■ Given exercise ■
Repeat everything from the line that contains "- title-checkbox-icon: [156, 32, 164, 39]" down to the line that contains "- group-edit-master: Insert", including both of those lines.

Listings of boxed layout items:

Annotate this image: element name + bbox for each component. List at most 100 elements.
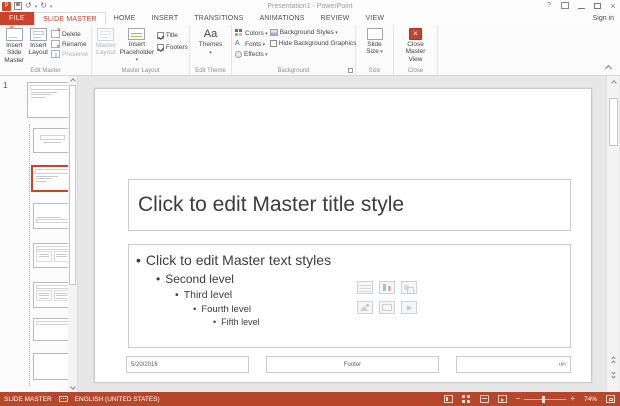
- title-checkbox-icon: [156, 32, 164, 39]
- zoom-out-icon[interactable]: −: [516, 395, 521, 403]
- fit-slide-to-window-icon[interactable]: [606, 395, 615, 403]
- close-master-view-button[interactable]: Close Master View: [399, 27, 433, 65]
- rename-button[interactable]: Rename: [50, 40, 88, 48]
- colors-button[interactable]: Colors: [235, 29, 268, 37]
- group-label-edit-theme: Edit Theme: [195, 68, 226, 74]
- tab-animations[interactable]: ANIMATIONS: [252, 12, 313, 25]
- thumbnail-layout-title-only[interactable]: [33, 318, 72, 341]
- master-title-placeholder[interactable]: Click to edit Master title style: [128, 179, 571, 231]
- ribbon-tab-bar: FILE SLIDE MASTER HOME INSERT TRANSITION…: [0, 12, 620, 25]
- main-vertical-scrollbar[interactable]: [606, 76, 619, 392]
- insert-video-icon[interactable]: [401, 301, 417, 314]
- insert-placeholder-button[interactable]: Insert Placeholder: [119, 27, 155, 65]
- slide-canvas[interactable]: Click to edit Master title style Click t…: [94, 88, 592, 383]
- thumbnail-layout-blank[interactable]: [33, 353, 72, 380]
- zoom-control: − +: [516, 395, 575, 403]
- normal-view-icon[interactable]: [443, 395, 453, 403]
- footer-placeholder[interactable]: Footer: [266, 356, 439, 373]
- insert-smartart-icon[interactable]: [401, 281, 417, 294]
- fonts-button[interactable]: Fonts: [235, 40, 268, 48]
- title-checkbox[interactable]: Title: [156, 32, 188, 39]
- master-layout-button[interactable]: Master Layout: [95, 27, 117, 65]
- thumbnail-slide-master[interactable]: [27, 82, 72, 118]
- group-edit-theme: Themes Edit Theme: [190, 25, 232, 75]
- background-dialog-launcher-icon[interactable]: [348, 68, 353, 73]
- insert-table-icon[interactable]: [357, 281, 373, 294]
- tab-file[interactable]: FILE: [0, 12, 34, 25]
- footers-checkbox[interactable]: Footers: [156, 44, 188, 51]
- effects-icon: [235, 51, 242, 58]
- thumbnail-layout-title-slide[interactable]: [33, 128, 72, 153]
- slide-size-button[interactable]: Slide Size: [362, 27, 388, 65]
- customize-quick-access-icon[interactable]: [50, 3, 53, 10]
- hide-background-graphics-checkbox[interactable]: Hide Background Graphics: [269, 40, 356, 47]
- effects-button[interactable]: Effects: [235, 51, 268, 58]
- collapse-ribbon-icon[interactable]: [605, 64, 613, 70]
- group-edit-master: Insert Slide Master Insert Layout Delete…: [0, 25, 92, 75]
- insert-picture-icon[interactable]: [357, 301, 373, 314]
- content-placeholder-icons: [357, 281, 423, 321]
- redo-icon[interactable]: [40, 2, 47, 10]
- ribbon-display-options-icon[interactable]: [561, 2, 569, 9]
- sign-in-link[interactable]: Sign in: [593, 12, 620, 25]
- close-icon[interactable]: [608, 1, 618, 10]
- slide-show-icon[interactable]: [497, 395, 507, 403]
- zoom-slider[interactable]: [524, 395, 567, 403]
- zoom-slider-thumb[interactable]: [542, 395, 546, 403]
- delete-icon: [50, 27, 61, 38]
- status-bar: SLIDE MASTER ENGLISH (UNITED STATES) − +…: [0, 392, 620, 406]
- group-master-layout: Master Layout Insert Placeholder Title F…: [92, 25, 190, 75]
- master-body-placeholder[interactable]: Click to edit Master text styles Second …: [128, 244, 571, 348]
- group-size: Slide Size Size: [356, 25, 394, 75]
- thumbnail-layout-title-and-content[interactable]: [31, 165, 73, 192]
- next-slide-icon[interactable]: [609, 368, 618, 380]
- tab-insert[interactable]: INSERT: [144, 12, 187, 25]
- thumbnail-scroll-down-icon[interactable]: [69, 384, 76, 392]
- insert-slide-master-button[interactable]: Insert Slide Master: [3, 25, 25, 65]
- date-placeholder[interactable]: 5/20/2016: [126, 356, 249, 373]
- undo-dropdown-icon[interactable]: [35, 3, 38, 10]
- preserve-icon: [50, 50, 60, 58]
- background-styles-button[interactable]: Background Styles: [269, 29, 357, 36]
- master-layout-icon: [97, 28, 115, 41]
- thumbnail-scrollbar[interactable]: [68, 76, 77, 392]
- reading-view-icon[interactable]: [479, 395, 489, 403]
- thumbnail-scroll-up-icon[interactable]: [69, 76, 76, 84]
- help-icon[interactable]: [544, 1, 554, 10]
- scroll-up-icon[interactable]: [610, 78, 618, 86]
- tab-view[interactable]: VIEW: [357, 12, 392, 25]
- restore-icon[interactable]: [593, 2, 601, 9]
- insert-online-picture-icon[interactable]: [379, 301, 395, 314]
- titlebar: Presentation1 - PowerPoint: [0, 0, 620, 12]
- tab-transitions[interactable]: TRANSITIONS: [186, 12, 251, 25]
- tab-review[interactable]: REVIEW: [313, 12, 358, 25]
- quick-access-toolbar: [0, 1, 53, 11]
- window-controls: [544, 1, 618, 10]
- zoom-in-icon[interactable]: +: [570, 395, 575, 403]
- themes-button[interactable]: Themes: [197, 27, 225, 65]
- main-scrollbar-thumb[interactable]: [609, 98, 618, 146]
- group-label-master-layout: Master Layout: [121, 68, 160, 74]
- undo-icon[interactable]: [25, 2, 32, 10]
- slide-number-placeholder[interactable]: ‹#›: [456, 356, 571, 373]
- status-language[interactable]: ENGLISH (UNITED STATES): [75, 396, 160, 403]
- minimize-icon[interactable]: [577, 7, 585, 9]
- powerpoint-app-icon[interactable]: [2, 1, 11, 11]
- insert-chart-icon[interactable]: [379, 281, 395, 294]
- thumbnail-layout-section-header[interactable]: [33, 203, 72, 229]
- background-styles-icon: [269, 29, 278, 36]
- previous-slide-icon[interactable]: [609, 354, 618, 366]
- delete-button[interactable]: Delete: [50, 27, 88, 38]
- zoom-percentage[interactable]: 74%: [584, 396, 597, 403]
- keyboard-language-icon[interactable]: [58, 396, 68, 402]
- thumbnail-layout-comparison[interactable]: [33, 282, 72, 308]
- preserve-button[interactable]: Preserve: [50, 50, 88, 58]
- slide-sorter-view-icon[interactable]: [461, 395, 471, 403]
- tab-home[interactable]: HOME: [106, 12, 144, 25]
- themes-icon: [204, 28, 217, 40]
- save-icon[interactable]: [14, 2, 22, 10]
- insert-layout-button[interactable]: Insert Layout: [27, 27, 49, 65]
- thumbnail-scrollbar-thumb[interactable]: [69, 85, 76, 285]
- tab-slide-master[interactable]: SLIDE MASTER: [33, 12, 106, 25]
- thumbnail-layout-two-content[interactable]: [33, 243, 72, 268]
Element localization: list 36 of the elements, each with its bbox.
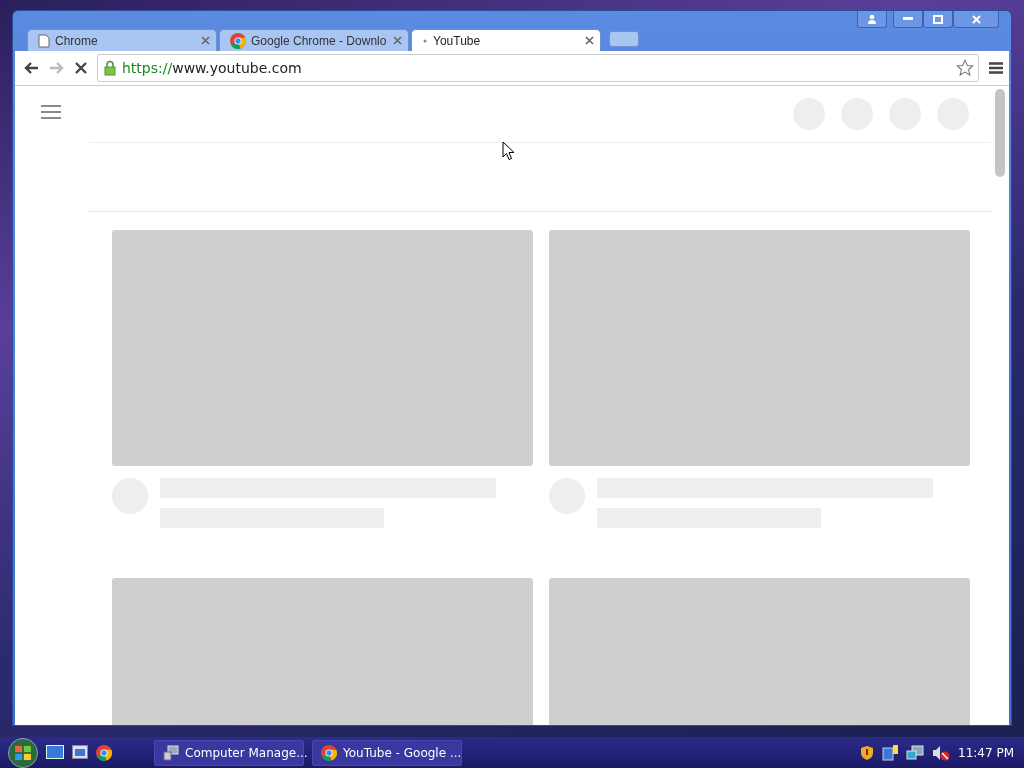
cursor-icon: [502, 141, 515, 161]
close-icon[interactable]: [585, 36, 594, 45]
browser-tab[interactable]: Chrome: [27, 29, 217, 51]
browser-tab[interactable]: Google Chrome - Downlo: [219, 29, 409, 51]
speaker-muted-icon[interactable]: [932, 744, 950, 761]
chrome-icon: [321, 744, 337, 761]
maximize-button[interactable]: [923, 11, 953, 28]
window-switch-icon[interactable]: [72, 744, 88, 759]
star-icon[interactable]: [956, 59, 974, 77]
page-icon: [38, 33, 50, 48]
browser-tab[interactable]: YouTube: [411, 29, 601, 51]
flag-icon[interactable]: [882, 744, 898, 761]
minimize-button[interactable]: [893, 11, 923, 28]
desktop-icon[interactable]: [46, 744, 64, 759]
clock[interactable]: 11:47 PM: [958, 745, 1014, 760]
scrollbar-thumb[interactable]: [995, 89, 1005, 177]
close-icon[interactable]: [201, 36, 210, 45]
start-button[interactable]: [8, 737, 38, 768]
profile-button[interactable]: [857, 11, 887, 28]
minimize-icon: [903, 17, 913, 21]
address-field[interactable]: https://www.youtube.com: [97, 54, 979, 82]
maximize-icon: [933, 14, 943, 24]
shield-icon[interactable]: [860, 744, 874, 761]
menu-icon[interactable]: [989, 62, 1003, 74]
chrome-icon: [230, 32, 246, 49]
network-icon[interactable]: [906, 744, 924, 761]
person-icon: [867, 14, 877, 24]
chrome-icon: [96, 744, 112, 761]
computer-icon: [163, 744, 179, 761]
loading-icon: [422, 37, 428, 44]
stop-icon[interactable]: [75, 62, 87, 74]
taskbar-button[interactable]: YouTube - Google ...: [312, 739, 462, 766]
close-button[interactable]: [953, 11, 999, 28]
close-icon: [971, 14, 981, 24]
back-icon[interactable]: [23, 61, 39, 75]
close-icon[interactable]: [393, 36, 402, 45]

■ Correct result ■
- title-checkbox-icon: [156, 32, 164, 39]
- zoom-out-icon[interactable]: −: [516, 395, 521, 403]
- fit-slide-to-window-icon[interactable]: [606, 395, 615, 403]
- close-master-view-button[interactable]: Close Master View: [399, 27, 433, 65]
- rename-button[interactable]: Rename: [50, 40, 88, 48]
- colors-button[interactable]: Colors: [235, 29, 268, 37]
- group-label-edit-theme: Edit Theme: [195, 68, 226, 74]
- tab-animations[interactable]: ANIMATIONS: [252, 12, 313, 25]
- thumbnail-layout-title-only[interactable]: [33, 318, 72, 341]
- master-title-placeholder[interactable]: Click to edit Master title style: [128, 179, 571, 231]
- ribbon-tab-bar: FILE SLIDE MASTER HOME INSERT TRANSITION…: [0, 12, 620, 25]
- main-vertical-scrollbar[interactable]: [606, 76, 619, 392]
- insert-video-icon[interactable]: [401, 301, 417, 314]
- insert-placeholder-button[interactable]: Insert Placeholder: [119, 27, 155, 65]
- slide-canvas[interactable]: Click to edit Master title style Click t…: [94, 88, 592, 383]
- thumbnail-layout-blank[interactable]: [33, 353, 72, 380]
- zoom-control: − +: [516, 395, 575, 403]
- normal-view-icon[interactable]: [443, 395, 453, 403]
- footer-placeholder[interactable]: Footer: [266, 356, 439, 373]
- insert-smartart-icon[interactable]: [401, 281, 417, 294]
- fonts-button[interactable]: Fonts: [235, 40, 268, 48]
- title-checkbox[interactable]: Title: [156, 32, 188, 39]
- master-layout-button[interactable]: Master Layout: [95, 27, 117, 65]
- thumbnail-slide-master[interactable]: [27, 82, 72, 118]
- group-edit-theme: Themes Edit Theme: [190, 25, 232, 75]
- background-dialog-launcher-icon[interactable]: [348, 68, 353, 73]
- insert-table-icon[interactable]: [357, 281, 373, 294]
- tab-file[interactable]: FILE: [0, 12, 34, 25]
- footers-checkbox[interactable]: Footers: [156, 44, 188, 51]
- effects-icon: [235, 51, 242, 58]
- thumbnail-layout-title-slide[interactable]: [33, 128, 72, 153]
- slide-size-button[interactable]: Slide Size: [362, 27, 388, 65]
- customize-quick-access-icon[interactable]: [50, 3, 53, 10]
- hide-background-graphics-checkbox[interactable]: Hide Background Graphics: [269, 40, 356, 47]
- effects-button[interactable]: Effects: [235, 51, 268, 58]
- collapse-ribbon-icon[interactable]: [605, 64, 613, 70]
- group-edit-master: Insert Slide Master Insert Layout Delete…: [0, 25, 92, 75]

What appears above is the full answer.